-- Start Record excerpts --

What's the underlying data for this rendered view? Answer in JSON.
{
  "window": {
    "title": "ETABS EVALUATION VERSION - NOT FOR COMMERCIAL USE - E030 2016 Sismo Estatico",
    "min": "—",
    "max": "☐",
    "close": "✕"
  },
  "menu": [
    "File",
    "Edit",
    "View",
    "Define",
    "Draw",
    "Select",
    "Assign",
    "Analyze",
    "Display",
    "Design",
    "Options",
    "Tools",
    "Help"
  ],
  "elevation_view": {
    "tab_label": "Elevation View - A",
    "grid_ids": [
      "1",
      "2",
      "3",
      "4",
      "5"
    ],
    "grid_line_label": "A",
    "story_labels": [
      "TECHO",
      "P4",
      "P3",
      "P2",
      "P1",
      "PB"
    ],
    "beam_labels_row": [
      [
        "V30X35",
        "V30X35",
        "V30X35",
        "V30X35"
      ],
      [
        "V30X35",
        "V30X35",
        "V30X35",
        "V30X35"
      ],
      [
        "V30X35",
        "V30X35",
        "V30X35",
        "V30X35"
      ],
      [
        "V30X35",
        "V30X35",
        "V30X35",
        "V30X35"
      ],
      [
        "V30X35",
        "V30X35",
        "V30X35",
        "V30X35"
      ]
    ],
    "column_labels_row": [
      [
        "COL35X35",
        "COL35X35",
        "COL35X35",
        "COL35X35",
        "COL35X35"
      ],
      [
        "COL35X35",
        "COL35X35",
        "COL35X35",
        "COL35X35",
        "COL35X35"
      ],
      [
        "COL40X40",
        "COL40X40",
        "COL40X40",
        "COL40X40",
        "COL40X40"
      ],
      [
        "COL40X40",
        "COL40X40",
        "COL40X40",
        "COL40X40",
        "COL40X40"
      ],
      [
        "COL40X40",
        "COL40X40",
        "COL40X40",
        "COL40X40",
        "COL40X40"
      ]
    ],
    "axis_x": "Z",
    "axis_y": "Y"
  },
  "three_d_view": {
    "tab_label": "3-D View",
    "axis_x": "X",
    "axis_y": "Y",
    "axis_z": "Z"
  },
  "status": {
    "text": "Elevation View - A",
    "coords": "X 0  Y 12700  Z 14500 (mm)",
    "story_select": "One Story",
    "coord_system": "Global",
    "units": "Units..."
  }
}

-- End Record excerpts --

Make an exact copy of all the data.

● **Finished task**
What's the underlying data for this rendered view? Answer in JSON.
{
  "window": {
    "title": "ETABS EVALUATION VERSION - NOT FOR COMMERCIAL USE - E030 2016 Sismo Estatico",
    "min": "—",
    "max": "☐",
    "close": "✕"
  },
  "menu": [
    "File",
    "Edit",
    "View",
    "Define",
    "Draw",
    "Select",
    "Assign",
    "Analyze",
    "Display",
    "Design",
    "Options",
    "Tools",
    "Help"
  ],
  "elevation_view": {
    "tab_label": "Elevation View - A",
    "grid_ids": [
      "1",
      "2",
      "3",
      "4",
      "5"
    ],
    "grid_line_label": "A",
    "story_labels": [
      "TECHO",
      "P4",
      "P3",
      "P2",
      "P1",
      "PB"
    ],
    "beam_labels_row": [
      [
        "V30X35",
        "V30X35",
        "V30X35",
        "V30X35"
      ],
      [
        "V30X35",
        "V30X35",
        "V30X35",
        "V30X35"
      ],
      [
        "V30X35",
        "V30X35",
        "V30X35",
        "V30X35"
      ],
      [
        "V30X35",
        "V30X35",
        "V30X35",
        "V30X35"
      ],
      [
        "V30X35",
        "V30X35",
        "V30X35",
        "V30X35"
      ]
    ],
    "column_labels_row": [
      [
        "COL35X35",
        "COL35X35",
        "COL35X35",
        "COL35X35",
        "COL35X35"
      ],
      [
        "COL35X35",
        "COL35X35",
        "COL35X35",
        "COL35X35",
        "COL35X35"
      ],
      [
        "COL40X40",
        "COL40X40",
        "COL40X40",
        "COL40X40",
        "COL40X40"
      ],
      [
        "COL40X40",
        "COL40X40",
        "COL40X40",
        "COL40X40",
        "COL40X40"
      ],
      [
        "COL40X40",
        "COL40X40",
        "COL40X40",
        "COL40X40",
        "COL40X40"
      ]
    ],
    "axis_x": "Z",
    "axis_y": "Y"
  },
  "three_d_view": {
    "tab_label": "3-D View",
    "axis_x": "X",
    "axis_y": "Y",
    "axis_z": "Z"
  },
  "status": {
    "text": "Elevation View - A",
    "coords": "X 0  Y 12700  Z 14500 (mm)",
    "story_select": "One Story",
    "coord_system": "Global",
    "units": "Units..."
  }
}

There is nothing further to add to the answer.